— start Data excerpts —
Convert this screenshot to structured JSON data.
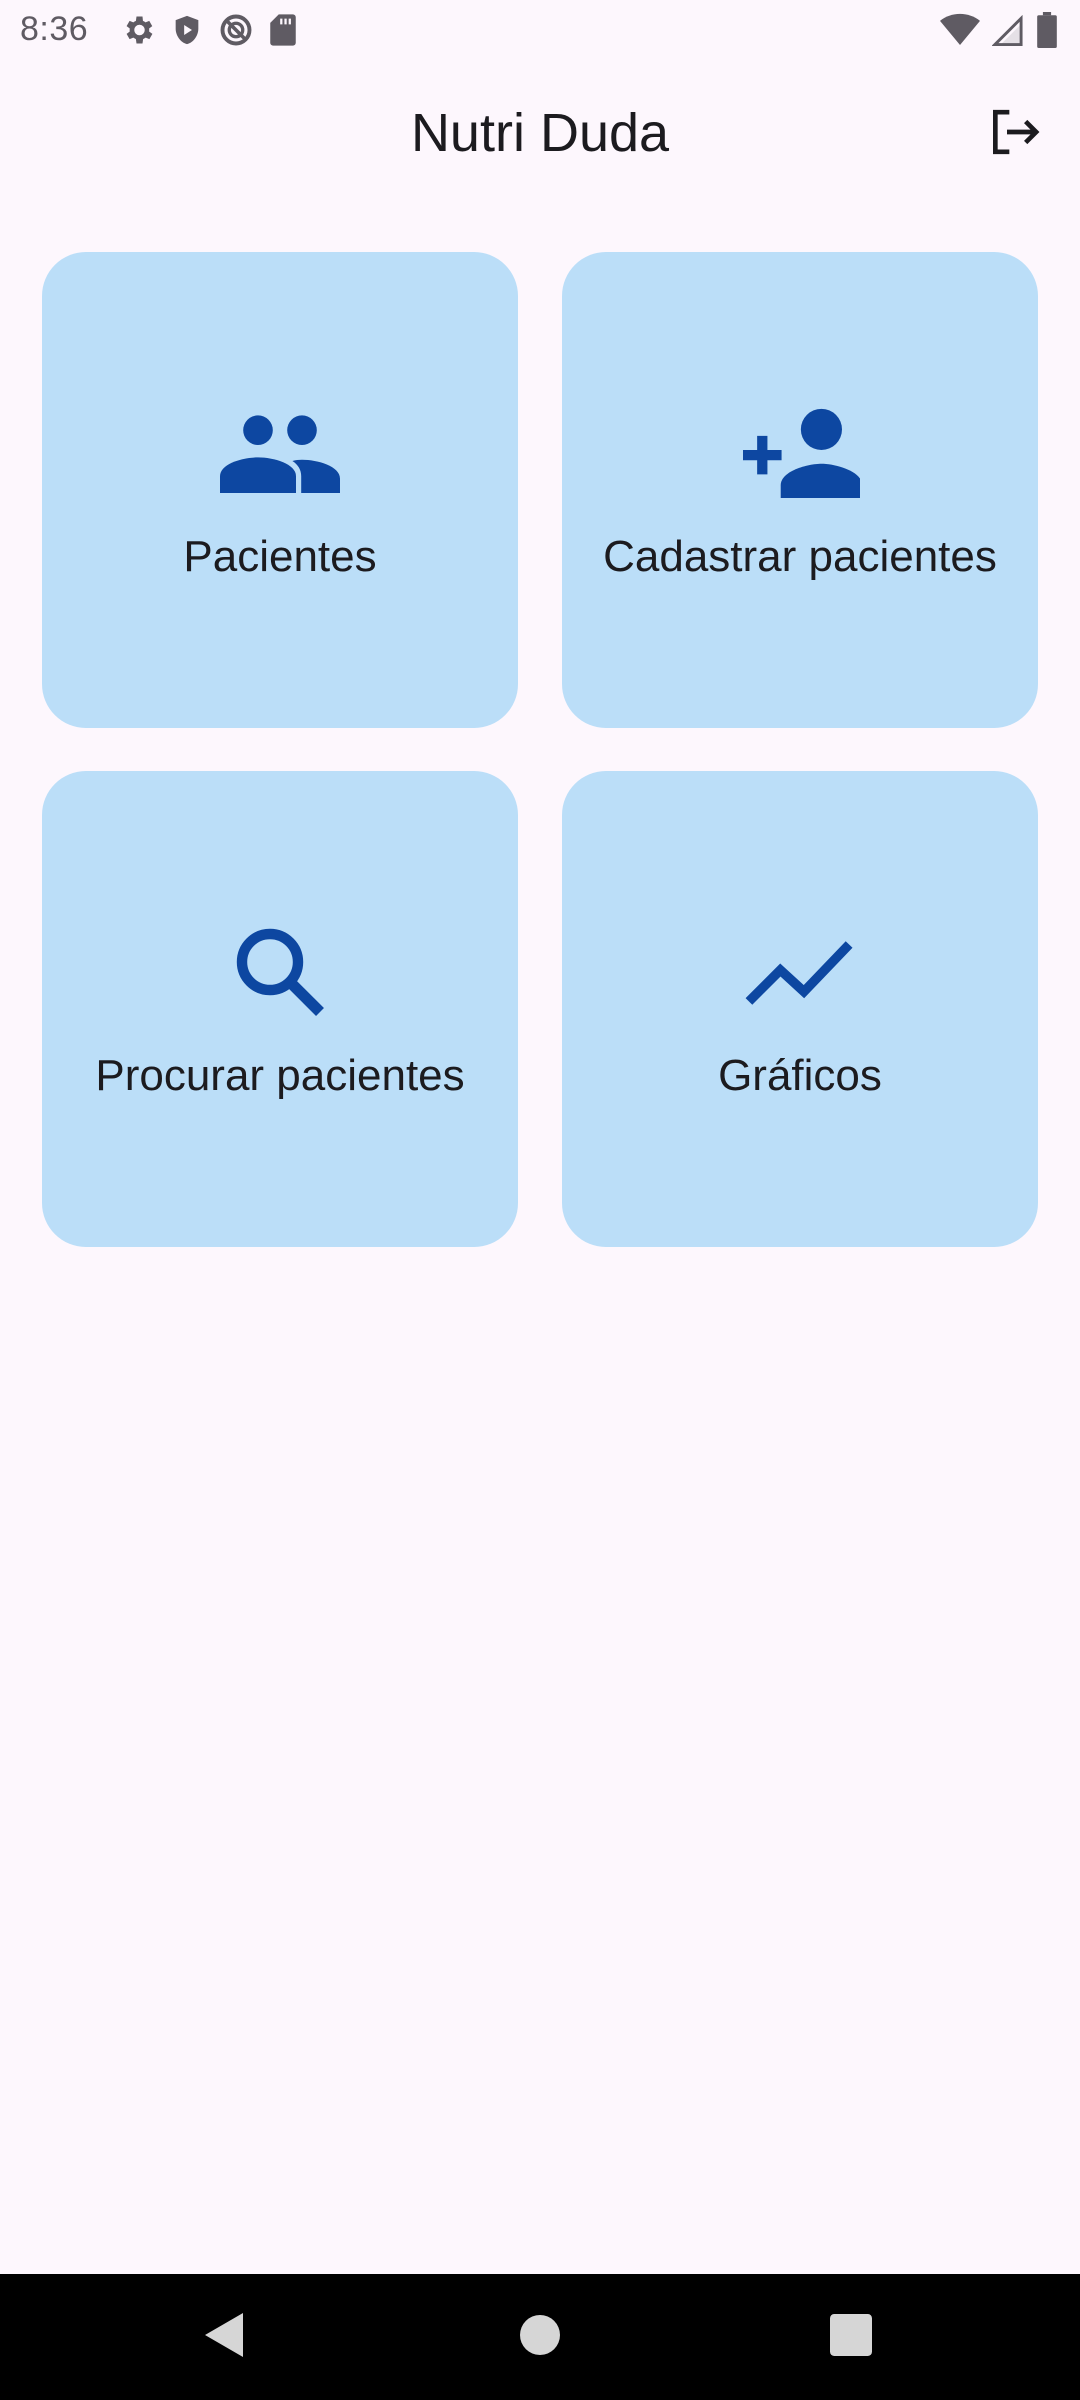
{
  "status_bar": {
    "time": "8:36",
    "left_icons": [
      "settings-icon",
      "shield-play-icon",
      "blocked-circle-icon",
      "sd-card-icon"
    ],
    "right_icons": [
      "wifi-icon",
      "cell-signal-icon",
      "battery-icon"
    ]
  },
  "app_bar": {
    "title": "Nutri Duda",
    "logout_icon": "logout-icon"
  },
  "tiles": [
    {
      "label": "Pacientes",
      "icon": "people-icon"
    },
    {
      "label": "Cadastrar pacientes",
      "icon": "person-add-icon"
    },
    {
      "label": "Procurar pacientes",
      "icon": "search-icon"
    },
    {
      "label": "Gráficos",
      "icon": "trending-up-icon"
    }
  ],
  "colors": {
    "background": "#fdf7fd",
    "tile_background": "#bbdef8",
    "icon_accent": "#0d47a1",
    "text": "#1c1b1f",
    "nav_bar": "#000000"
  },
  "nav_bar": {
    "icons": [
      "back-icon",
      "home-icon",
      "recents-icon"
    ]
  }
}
— end Data excerpts —
◆ Your goal
Select, from the listing, all lines that include the word "label".

◆ Correct output
      "label": "Pacientes",
      "label": "Cadastrar pacientes",
      "label": "Procurar pacientes",
      "label": "Gráficos",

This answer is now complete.